• [Records for this task]:
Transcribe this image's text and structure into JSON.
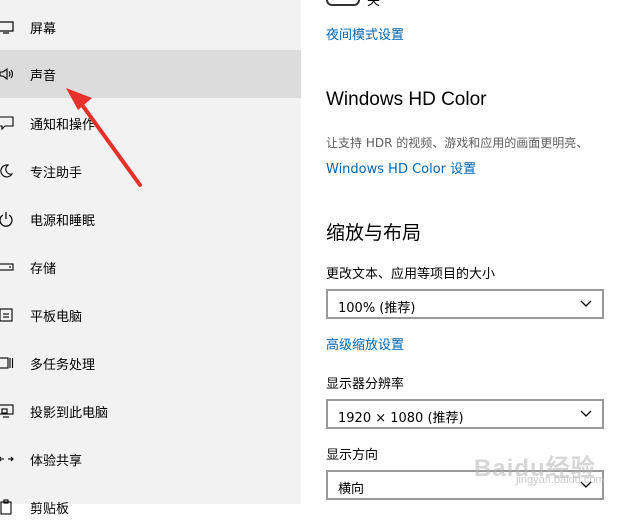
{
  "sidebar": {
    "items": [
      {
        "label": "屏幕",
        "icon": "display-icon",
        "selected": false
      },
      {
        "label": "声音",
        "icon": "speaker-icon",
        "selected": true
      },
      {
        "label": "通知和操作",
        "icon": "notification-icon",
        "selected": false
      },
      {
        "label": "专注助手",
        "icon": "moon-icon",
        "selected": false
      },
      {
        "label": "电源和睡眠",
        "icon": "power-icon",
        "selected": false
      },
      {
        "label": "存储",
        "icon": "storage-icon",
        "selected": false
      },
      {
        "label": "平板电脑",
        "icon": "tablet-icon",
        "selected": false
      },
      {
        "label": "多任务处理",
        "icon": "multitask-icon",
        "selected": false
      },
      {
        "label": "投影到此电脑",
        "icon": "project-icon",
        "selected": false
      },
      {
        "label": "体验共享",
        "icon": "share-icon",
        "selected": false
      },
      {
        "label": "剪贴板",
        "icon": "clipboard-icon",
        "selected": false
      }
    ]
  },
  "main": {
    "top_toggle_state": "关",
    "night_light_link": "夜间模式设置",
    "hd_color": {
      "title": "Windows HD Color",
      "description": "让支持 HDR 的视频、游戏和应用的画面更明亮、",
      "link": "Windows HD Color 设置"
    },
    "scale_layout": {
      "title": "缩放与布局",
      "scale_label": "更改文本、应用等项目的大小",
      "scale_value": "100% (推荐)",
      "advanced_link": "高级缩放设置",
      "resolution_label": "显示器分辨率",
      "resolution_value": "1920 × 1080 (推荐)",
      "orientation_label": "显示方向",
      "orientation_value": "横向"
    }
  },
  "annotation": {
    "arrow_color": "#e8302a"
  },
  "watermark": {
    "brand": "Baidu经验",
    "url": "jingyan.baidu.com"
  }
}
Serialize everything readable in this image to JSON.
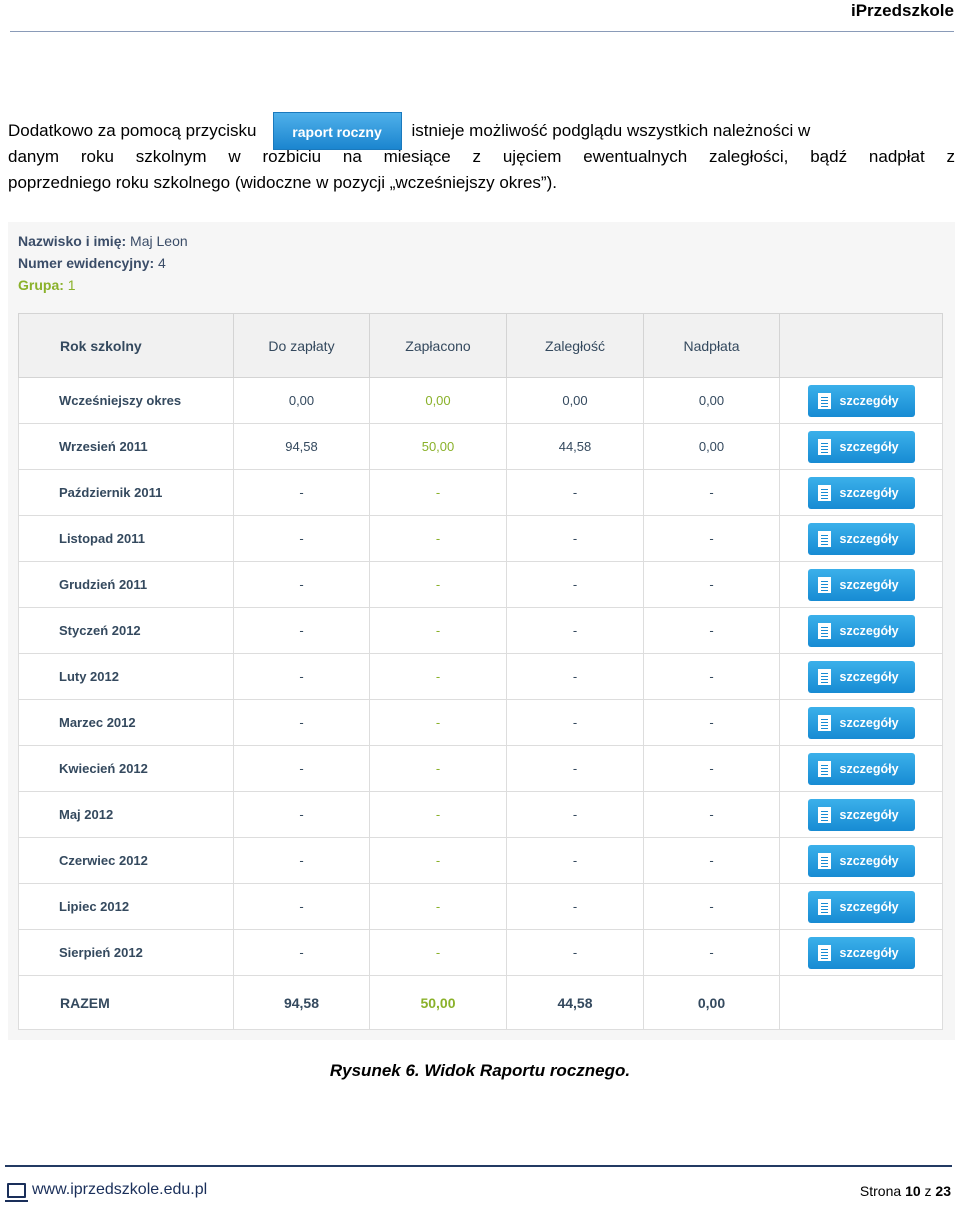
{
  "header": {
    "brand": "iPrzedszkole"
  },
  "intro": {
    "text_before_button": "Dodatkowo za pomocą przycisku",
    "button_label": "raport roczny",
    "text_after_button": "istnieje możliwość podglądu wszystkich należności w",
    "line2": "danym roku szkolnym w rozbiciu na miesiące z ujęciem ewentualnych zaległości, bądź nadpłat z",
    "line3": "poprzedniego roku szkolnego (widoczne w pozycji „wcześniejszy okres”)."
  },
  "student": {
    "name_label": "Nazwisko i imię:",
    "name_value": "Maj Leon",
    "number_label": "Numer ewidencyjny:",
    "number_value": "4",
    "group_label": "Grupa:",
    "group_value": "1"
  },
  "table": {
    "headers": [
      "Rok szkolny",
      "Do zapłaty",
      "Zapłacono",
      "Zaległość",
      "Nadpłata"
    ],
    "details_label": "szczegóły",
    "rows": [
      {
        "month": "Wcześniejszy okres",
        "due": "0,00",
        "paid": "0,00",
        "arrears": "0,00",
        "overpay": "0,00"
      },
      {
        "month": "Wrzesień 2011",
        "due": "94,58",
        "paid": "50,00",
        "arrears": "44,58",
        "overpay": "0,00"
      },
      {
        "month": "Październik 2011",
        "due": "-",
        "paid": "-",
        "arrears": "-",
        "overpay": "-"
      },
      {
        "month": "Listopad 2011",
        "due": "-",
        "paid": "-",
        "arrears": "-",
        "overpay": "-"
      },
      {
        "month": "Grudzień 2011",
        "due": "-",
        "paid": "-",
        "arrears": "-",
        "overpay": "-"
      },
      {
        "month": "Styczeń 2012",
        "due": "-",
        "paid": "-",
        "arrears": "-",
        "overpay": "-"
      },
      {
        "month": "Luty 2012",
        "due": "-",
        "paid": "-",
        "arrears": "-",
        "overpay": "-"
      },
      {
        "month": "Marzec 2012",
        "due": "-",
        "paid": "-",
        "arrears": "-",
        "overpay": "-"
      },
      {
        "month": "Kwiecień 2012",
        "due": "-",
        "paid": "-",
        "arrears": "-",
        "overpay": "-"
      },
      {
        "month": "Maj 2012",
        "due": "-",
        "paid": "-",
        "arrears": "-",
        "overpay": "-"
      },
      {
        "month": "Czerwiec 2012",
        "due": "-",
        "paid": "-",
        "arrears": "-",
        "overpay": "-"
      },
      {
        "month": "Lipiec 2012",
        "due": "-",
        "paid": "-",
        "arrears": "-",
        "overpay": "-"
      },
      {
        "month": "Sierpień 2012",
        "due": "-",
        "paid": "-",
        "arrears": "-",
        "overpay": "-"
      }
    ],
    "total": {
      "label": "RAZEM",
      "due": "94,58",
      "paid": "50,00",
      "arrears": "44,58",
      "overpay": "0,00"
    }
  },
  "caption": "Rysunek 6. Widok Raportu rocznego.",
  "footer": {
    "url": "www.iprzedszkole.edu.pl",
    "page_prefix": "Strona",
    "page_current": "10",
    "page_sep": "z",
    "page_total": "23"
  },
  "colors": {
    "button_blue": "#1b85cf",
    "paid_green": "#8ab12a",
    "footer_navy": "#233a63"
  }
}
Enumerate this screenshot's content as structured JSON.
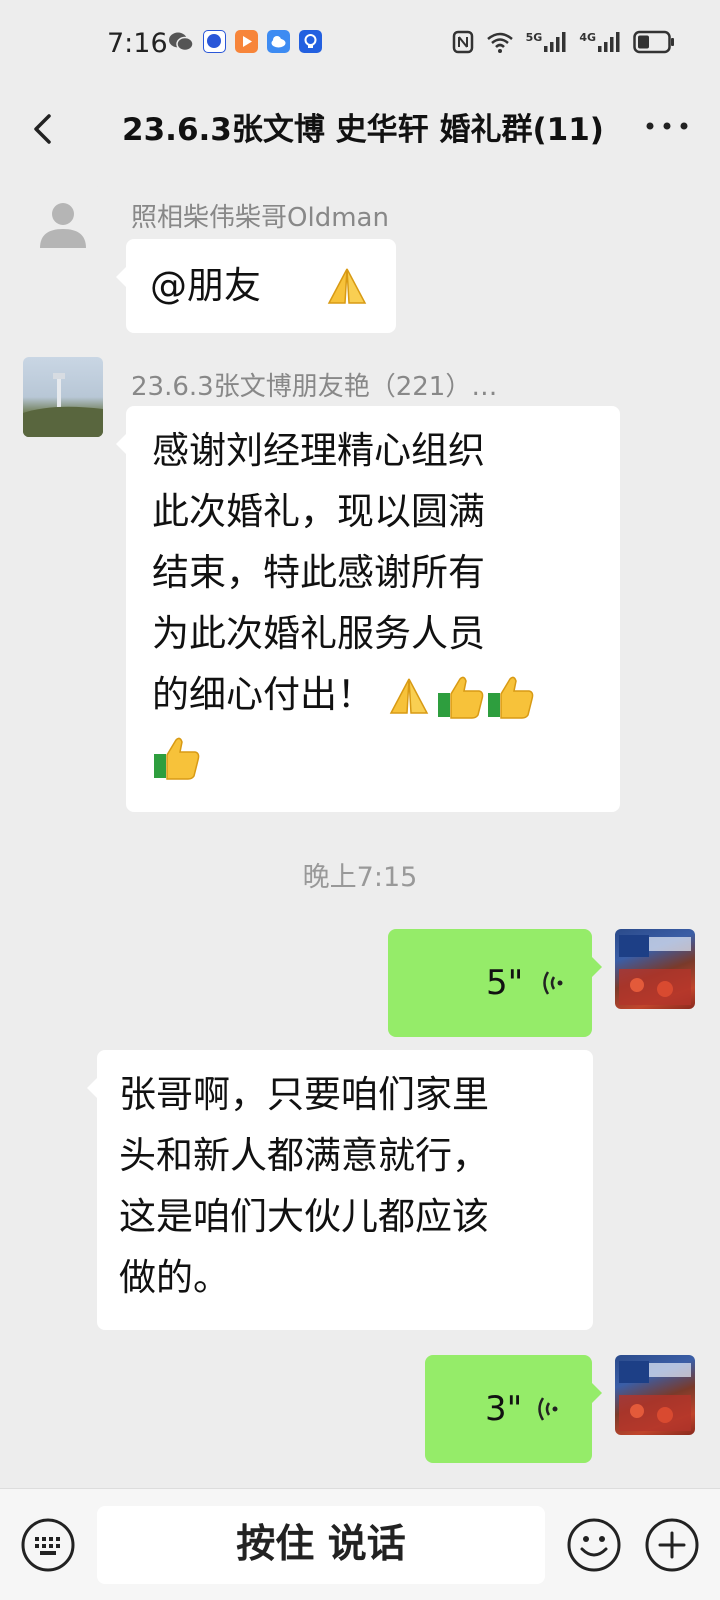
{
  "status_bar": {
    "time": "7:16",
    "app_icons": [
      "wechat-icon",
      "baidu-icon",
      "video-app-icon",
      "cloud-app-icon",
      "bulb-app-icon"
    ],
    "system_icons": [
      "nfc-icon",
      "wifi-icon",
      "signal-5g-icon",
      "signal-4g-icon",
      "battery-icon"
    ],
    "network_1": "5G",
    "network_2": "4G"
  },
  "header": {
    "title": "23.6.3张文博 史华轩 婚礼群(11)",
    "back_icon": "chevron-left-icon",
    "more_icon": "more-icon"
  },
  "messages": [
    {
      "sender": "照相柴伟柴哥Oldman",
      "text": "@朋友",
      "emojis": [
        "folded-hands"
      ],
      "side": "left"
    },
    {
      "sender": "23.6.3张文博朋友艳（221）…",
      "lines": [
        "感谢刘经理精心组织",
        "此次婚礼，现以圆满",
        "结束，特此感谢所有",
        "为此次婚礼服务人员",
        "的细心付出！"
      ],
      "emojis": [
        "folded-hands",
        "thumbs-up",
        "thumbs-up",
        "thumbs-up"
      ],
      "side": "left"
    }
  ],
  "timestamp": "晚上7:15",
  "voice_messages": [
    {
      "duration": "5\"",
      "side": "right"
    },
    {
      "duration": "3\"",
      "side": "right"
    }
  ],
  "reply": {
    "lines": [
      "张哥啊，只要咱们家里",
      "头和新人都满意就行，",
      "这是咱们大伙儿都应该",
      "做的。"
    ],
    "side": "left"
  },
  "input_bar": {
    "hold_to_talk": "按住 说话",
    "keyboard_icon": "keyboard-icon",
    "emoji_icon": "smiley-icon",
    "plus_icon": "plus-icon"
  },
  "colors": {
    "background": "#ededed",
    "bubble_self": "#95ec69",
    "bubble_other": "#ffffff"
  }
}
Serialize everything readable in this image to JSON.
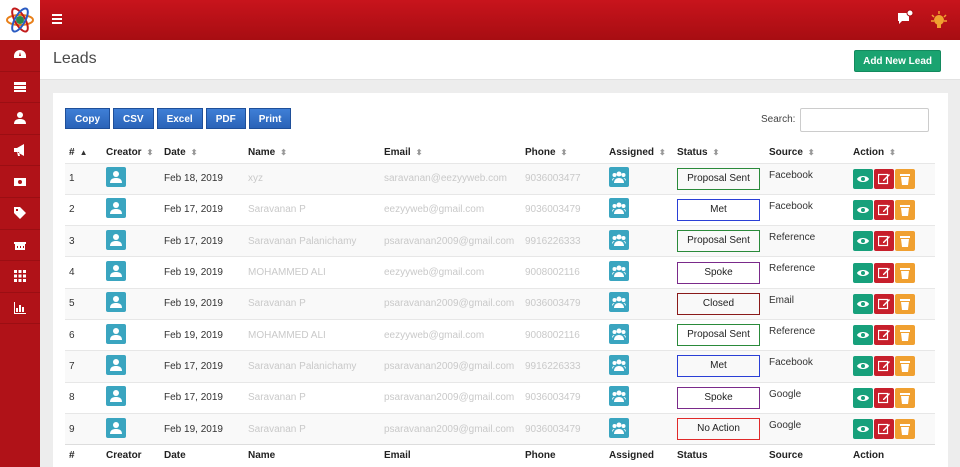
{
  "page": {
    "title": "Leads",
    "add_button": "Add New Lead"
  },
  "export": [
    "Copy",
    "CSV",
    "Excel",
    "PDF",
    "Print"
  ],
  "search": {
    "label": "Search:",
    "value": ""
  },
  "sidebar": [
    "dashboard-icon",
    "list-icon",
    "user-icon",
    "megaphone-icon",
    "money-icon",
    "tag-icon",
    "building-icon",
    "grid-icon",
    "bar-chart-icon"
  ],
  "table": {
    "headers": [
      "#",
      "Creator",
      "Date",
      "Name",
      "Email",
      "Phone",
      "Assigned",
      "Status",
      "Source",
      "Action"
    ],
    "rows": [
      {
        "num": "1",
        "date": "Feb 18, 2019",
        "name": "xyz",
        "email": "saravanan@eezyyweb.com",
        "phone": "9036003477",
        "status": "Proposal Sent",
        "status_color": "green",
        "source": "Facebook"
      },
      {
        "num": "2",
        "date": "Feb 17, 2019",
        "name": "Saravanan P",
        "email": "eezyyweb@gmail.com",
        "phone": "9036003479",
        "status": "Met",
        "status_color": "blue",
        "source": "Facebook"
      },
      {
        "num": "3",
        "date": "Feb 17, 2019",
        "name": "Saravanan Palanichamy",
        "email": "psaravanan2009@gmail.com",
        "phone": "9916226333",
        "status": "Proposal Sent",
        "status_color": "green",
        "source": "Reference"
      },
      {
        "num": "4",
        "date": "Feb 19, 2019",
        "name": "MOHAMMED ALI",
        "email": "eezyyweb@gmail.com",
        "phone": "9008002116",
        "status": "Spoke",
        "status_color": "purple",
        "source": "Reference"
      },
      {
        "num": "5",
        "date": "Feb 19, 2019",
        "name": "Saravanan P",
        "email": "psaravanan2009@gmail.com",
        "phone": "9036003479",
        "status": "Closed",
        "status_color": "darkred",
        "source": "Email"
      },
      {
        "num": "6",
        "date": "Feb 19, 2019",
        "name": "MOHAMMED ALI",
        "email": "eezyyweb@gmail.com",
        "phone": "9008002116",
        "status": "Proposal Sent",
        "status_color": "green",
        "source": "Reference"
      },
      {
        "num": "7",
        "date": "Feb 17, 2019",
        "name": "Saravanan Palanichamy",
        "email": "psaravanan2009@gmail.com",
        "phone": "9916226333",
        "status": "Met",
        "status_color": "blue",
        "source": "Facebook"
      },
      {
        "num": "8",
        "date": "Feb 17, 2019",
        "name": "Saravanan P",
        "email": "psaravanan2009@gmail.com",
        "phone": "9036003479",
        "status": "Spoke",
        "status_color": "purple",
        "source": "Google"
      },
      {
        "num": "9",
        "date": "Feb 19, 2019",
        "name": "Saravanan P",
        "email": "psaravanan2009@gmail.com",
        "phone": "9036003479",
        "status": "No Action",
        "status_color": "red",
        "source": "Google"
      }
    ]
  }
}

• [To do]: Copy out every line holding the string "left".

• [Exercise result]:
    "back_icon": "chevron-left-icon",
      "side": "left"
      "side": "left"
    "side": "left"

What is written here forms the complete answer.